#### [TASK TO COMPLETE]
Pick out each line containing the string "застройки".

#### [WORKING DATA]
--------------------------------------------------

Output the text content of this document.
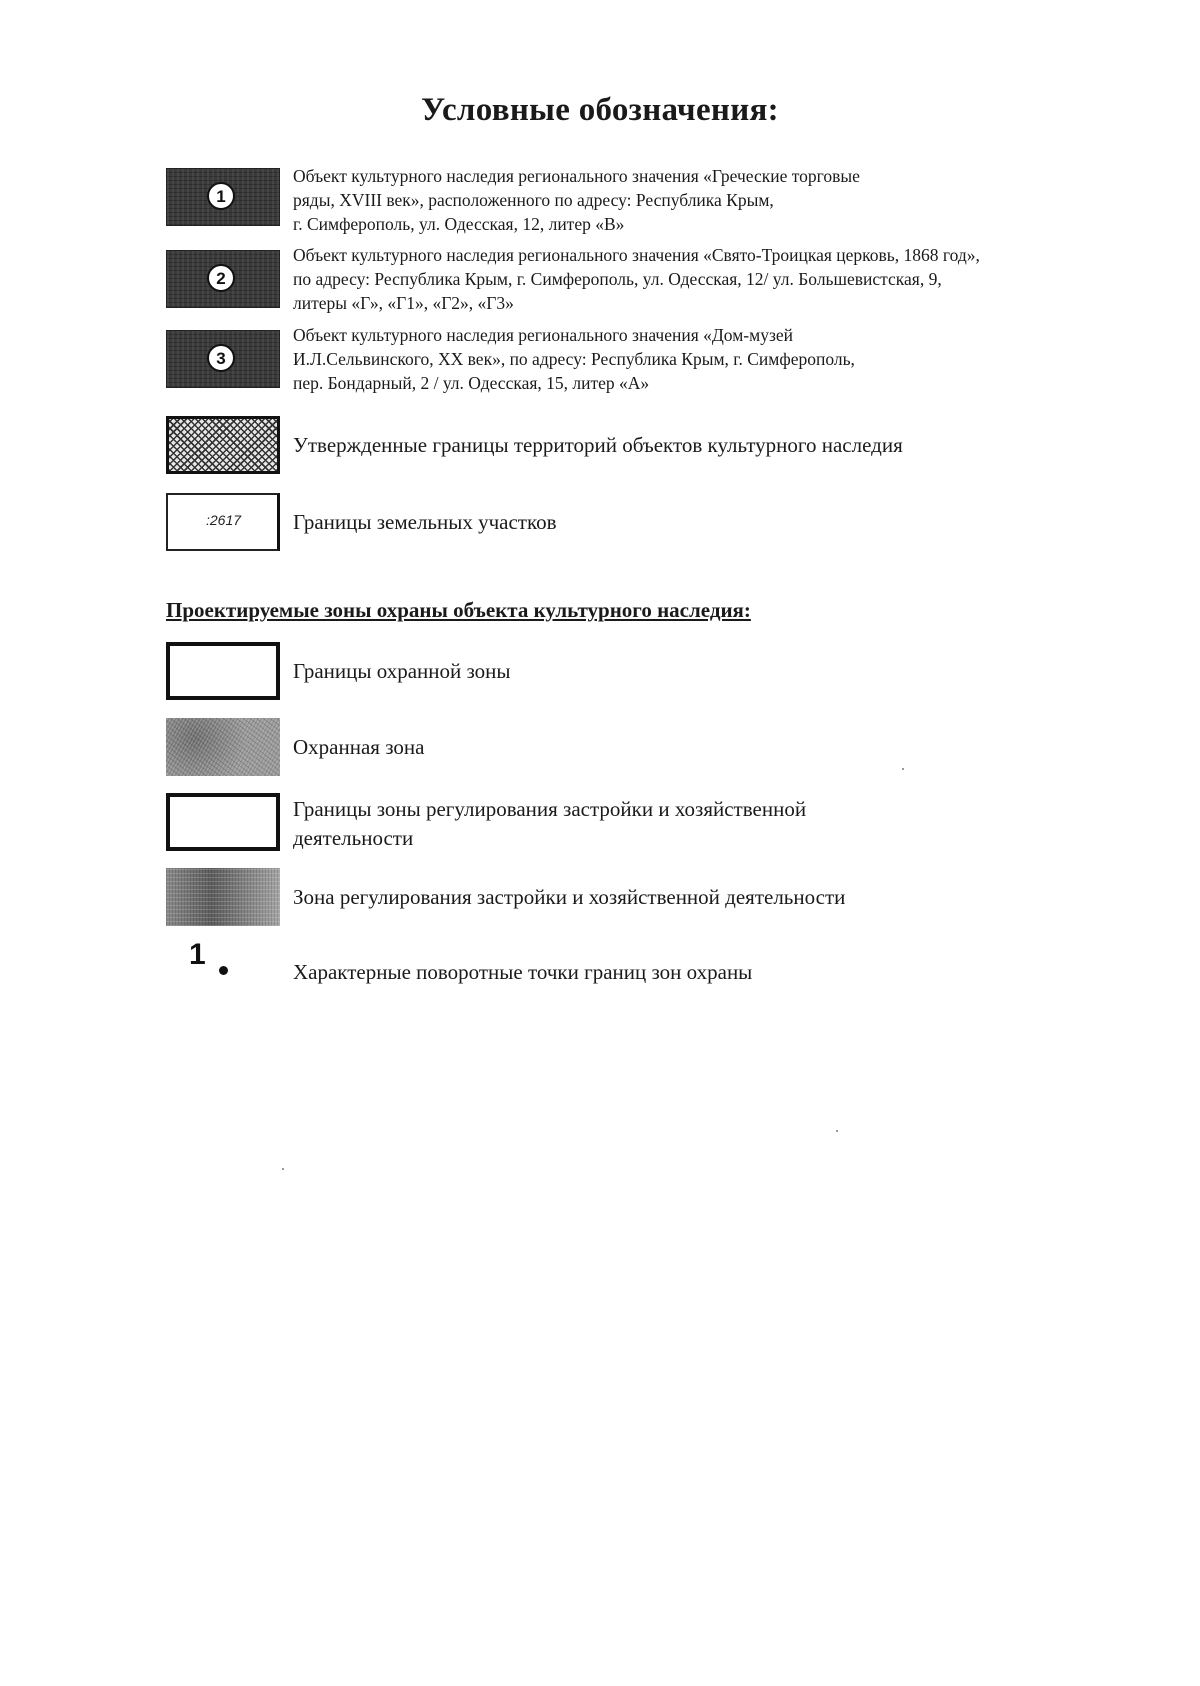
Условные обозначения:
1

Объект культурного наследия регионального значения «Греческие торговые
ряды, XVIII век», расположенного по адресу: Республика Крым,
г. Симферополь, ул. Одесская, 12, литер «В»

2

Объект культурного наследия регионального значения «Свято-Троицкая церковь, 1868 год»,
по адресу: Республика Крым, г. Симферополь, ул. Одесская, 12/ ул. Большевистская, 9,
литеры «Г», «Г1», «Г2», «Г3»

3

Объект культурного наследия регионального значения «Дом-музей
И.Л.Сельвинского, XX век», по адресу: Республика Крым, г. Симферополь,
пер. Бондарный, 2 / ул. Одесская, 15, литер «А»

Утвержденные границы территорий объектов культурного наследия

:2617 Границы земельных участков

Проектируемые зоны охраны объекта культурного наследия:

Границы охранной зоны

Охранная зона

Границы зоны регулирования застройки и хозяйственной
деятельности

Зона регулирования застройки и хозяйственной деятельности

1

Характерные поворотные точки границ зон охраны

--------------------------------------------------

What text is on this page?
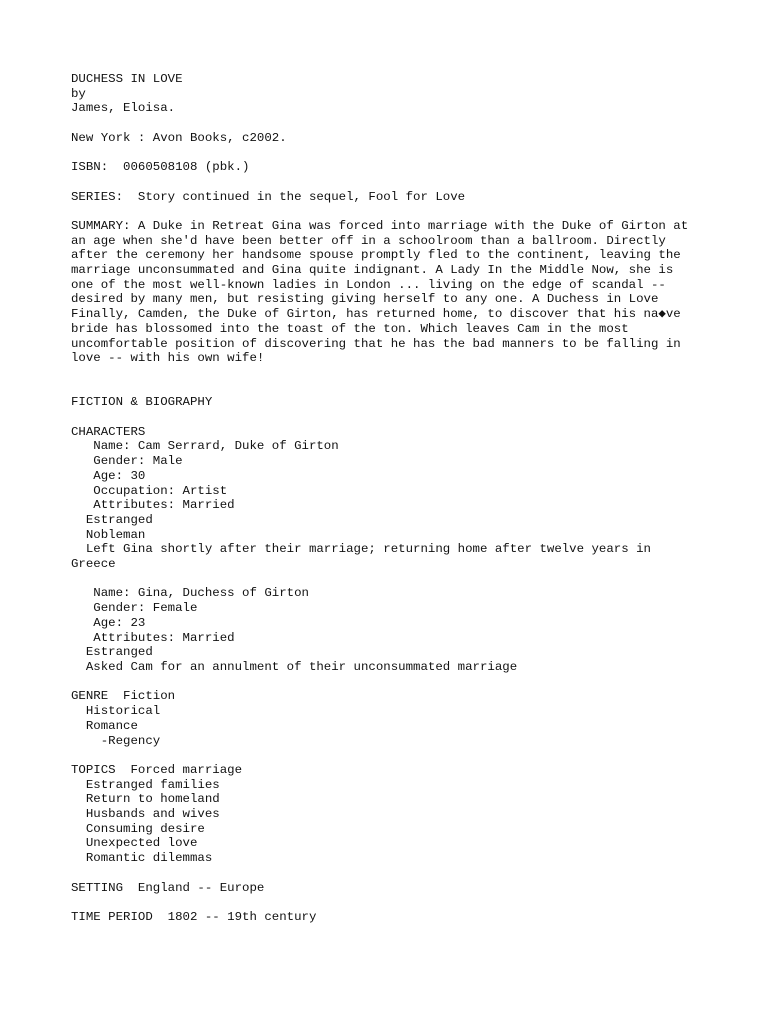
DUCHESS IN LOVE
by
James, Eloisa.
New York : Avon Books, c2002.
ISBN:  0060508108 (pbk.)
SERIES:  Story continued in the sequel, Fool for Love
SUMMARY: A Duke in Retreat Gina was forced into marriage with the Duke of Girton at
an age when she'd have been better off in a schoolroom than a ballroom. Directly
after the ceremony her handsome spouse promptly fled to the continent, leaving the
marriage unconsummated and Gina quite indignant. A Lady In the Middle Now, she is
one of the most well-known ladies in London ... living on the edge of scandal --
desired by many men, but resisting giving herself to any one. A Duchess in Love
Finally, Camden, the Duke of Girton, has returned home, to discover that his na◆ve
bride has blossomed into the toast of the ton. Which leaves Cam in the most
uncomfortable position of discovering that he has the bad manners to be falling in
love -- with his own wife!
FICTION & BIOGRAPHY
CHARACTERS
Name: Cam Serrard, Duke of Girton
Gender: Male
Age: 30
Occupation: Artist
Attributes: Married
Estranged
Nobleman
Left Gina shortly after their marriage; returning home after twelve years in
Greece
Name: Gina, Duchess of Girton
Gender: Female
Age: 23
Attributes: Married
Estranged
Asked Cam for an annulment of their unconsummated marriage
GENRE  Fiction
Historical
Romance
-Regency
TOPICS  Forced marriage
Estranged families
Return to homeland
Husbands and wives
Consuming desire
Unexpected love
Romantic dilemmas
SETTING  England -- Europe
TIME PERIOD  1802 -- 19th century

--------------------------------------------------

#### [TASK RESULT]
Границы зоны регулирования застройки и хозяйственной
Зона регулирования застройки и хозяйственной деятельности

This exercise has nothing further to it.